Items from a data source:
________________________________________
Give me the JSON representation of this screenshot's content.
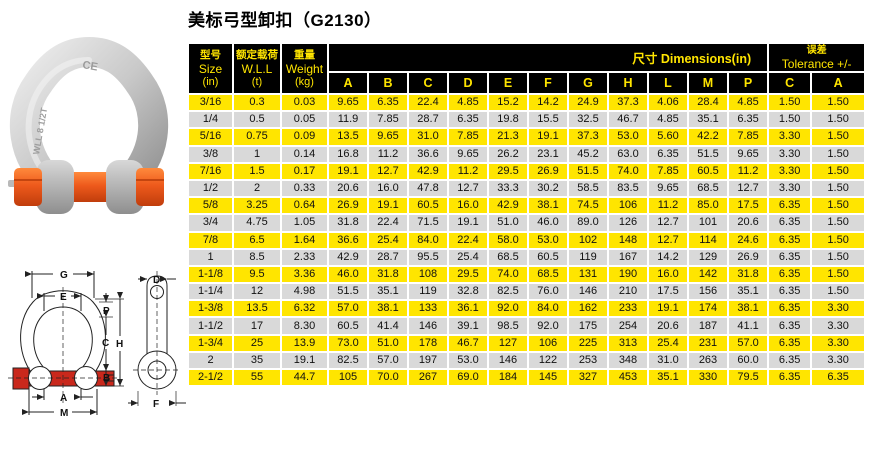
{
  "title": "美标弓型卸扣（G2130）",
  "colors": {
    "row_yellow": "#ffe500",
    "row_gray": "#d9d9d9",
    "header_bg": "#000000",
    "header_text": "#ffe500",
    "drawing_pin_red": "#c9281c",
    "photo_pin_orange": "#e8541e"
  },
  "photo": {
    "description": "galvanized bow shackle with orange safety bolt pin",
    "markings": {
      "ce": "CE",
      "wll": "WLL 8 1/2T"
    }
  },
  "diagram": {
    "description": "dimension drawing of bow shackle (front view) and pin (side view)",
    "labels": {
      "g": "G",
      "e": "E",
      "p": "P",
      "c": "C",
      "h": "H",
      "b": "B",
      "a": "A",
      "m": "M",
      "d": "D",
      "f": "F"
    }
  },
  "table": {
    "headers": {
      "size_zh": "型号",
      "size_en": "Size",
      "size_unit": "(in)",
      "wll_zh": "额定载荷",
      "wll_en": "W.L.L",
      "wll_unit": "(t)",
      "weight_zh": "重量",
      "weight_en": "Weight",
      "weight_unit": "(kg)",
      "dimensions": "尺寸  Dimensions(in)",
      "tolerance_zh": "误差",
      "tolerance_en": "Tolerance +/-",
      "dim_letters": [
        "A",
        "B",
        "C",
        "D",
        "E",
        "F",
        "G",
        "H",
        "L",
        "M",
        "P"
      ],
      "tol_letters": [
        "C",
        "A"
      ]
    },
    "rows": [
      [
        "3/16",
        "0.3",
        "0.03",
        "9.65",
        "6.35",
        "22.4",
        "4.85",
        "15.2",
        "14.2",
        "24.9",
        "37.3",
        "4.06",
        "28.4",
        "4.85",
        "1.50",
        "1.50"
      ],
      [
        "1/4",
        "0.5",
        "0.05",
        "11.9",
        "7.85",
        "28.7",
        "6.35",
        "19.8",
        "15.5",
        "32.5",
        "46.7",
        "4.85",
        "35.1",
        "6.35",
        "1.50",
        "1.50"
      ],
      [
        "5/16",
        "0.75",
        "0.09",
        "13.5",
        "9.65",
        "31.0",
        "7.85",
        "21.3",
        "19.1",
        "37.3",
        "53.0",
        "5.60",
        "42.2",
        "7.85",
        "3.30",
        "1.50"
      ],
      [
        "3/8",
        "1",
        "0.14",
        "16.8",
        "11.2",
        "36.6",
        "9.65",
        "26.2",
        "23.1",
        "45.2",
        "63.0",
        "6.35",
        "51.5",
        "9.65",
        "3.30",
        "1.50"
      ],
      [
        "7/16",
        "1.5",
        "0.17",
        "19.1",
        "12.7",
        "42.9",
        "11.2",
        "29.5",
        "26.9",
        "51.5",
        "74.0",
        "7.85",
        "60.5",
        "11.2",
        "3.30",
        "1.50"
      ],
      [
        "1/2",
        "2",
        "0.33",
        "20.6",
        "16.0",
        "47.8",
        "12.7",
        "33.3",
        "30.2",
        "58.5",
        "83.5",
        "9.65",
        "68.5",
        "12.7",
        "3.30",
        "1.50"
      ],
      [
        "5/8",
        "3.25",
        "0.64",
        "26.9",
        "19.1",
        "60.5",
        "16.0",
        "42.9",
        "38.1",
        "74.5",
        "106",
        "11.2",
        "85.0",
        "17.5",
        "6.35",
        "1.50"
      ],
      [
        "3/4",
        "4.75",
        "1.05",
        "31.8",
        "22.4",
        "71.5",
        "19.1",
        "51.0",
        "46.0",
        "89.0",
        "126",
        "12.7",
        "101",
        "20.6",
        "6.35",
        "1.50"
      ],
      [
        "7/8",
        "6.5",
        "1.64",
        "36.6",
        "25.4",
        "84.0",
        "22.4",
        "58.0",
        "53.0",
        "102",
        "148",
        "12.7",
        "114",
        "24.6",
        "6.35",
        "1.50"
      ],
      [
        "1",
        "8.5",
        "2.33",
        "42.9",
        "28.7",
        "95.5",
        "25.4",
        "68.5",
        "60.5",
        "119",
        "167",
        "14.2",
        "129",
        "26.9",
        "6.35",
        "1.50"
      ],
      [
        "1-1/8",
        "9.5",
        "3.36",
        "46.0",
        "31.8",
        "108",
        "29.5",
        "74.0",
        "68.5",
        "131",
        "190",
        "16.0",
        "142",
        "31.8",
        "6.35",
        "1.50"
      ],
      [
        "1-1/4",
        "12",
        "4.98",
        "51.5",
        "35.1",
        "119",
        "32.8",
        "82.5",
        "76.0",
        "146",
        "210",
        "17.5",
        "156",
        "35.1",
        "6.35",
        "1.50"
      ],
      [
        "1-3/8",
        "13.5",
        "6.32",
        "57.0",
        "38.1",
        "133",
        "36.1",
        "92.0",
        "84.0",
        "162",
        "233",
        "19.1",
        "174",
        "38.1",
        "6.35",
        "3.30"
      ],
      [
        "1-1/2",
        "17",
        "8.30",
        "60.5",
        "41.4",
        "146",
        "39.1",
        "98.5",
        "92.0",
        "175",
        "254",
        "20.6",
        "187",
        "41.1",
        "6.35",
        "3.30"
      ],
      [
        "1-3/4",
        "25",
        "13.9",
        "73.0",
        "51.0",
        "178",
        "46.7",
        "127",
        "106",
        "225",
        "313",
        "25.4",
        "231",
        "57.0",
        "6.35",
        "3.30"
      ],
      [
        "2",
        "35",
        "19.1",
        "82.5",
        "57.0",
        "197",
        "53.0",
        "146",
        "122",
        "253",
        "348",
        "31.0",
        "263",
        "60.0",
        "6.35",
        "3.30"
      ],
      [
        "2-1/2",
        "55",
        "44.7",
        "105",
        "70.0",
        "267",
        "69.0",
        "184",
        "145",
        "327",
        "453",
        "35.1",
        "330",
        "79.5",
        "6.35",
        "6.35"
      ]
    ]
  }
}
________________________________________
→ **Set exercise**
Reply with the number of lines in the material above that contain "description", and nothing more.

→ **Reply**
2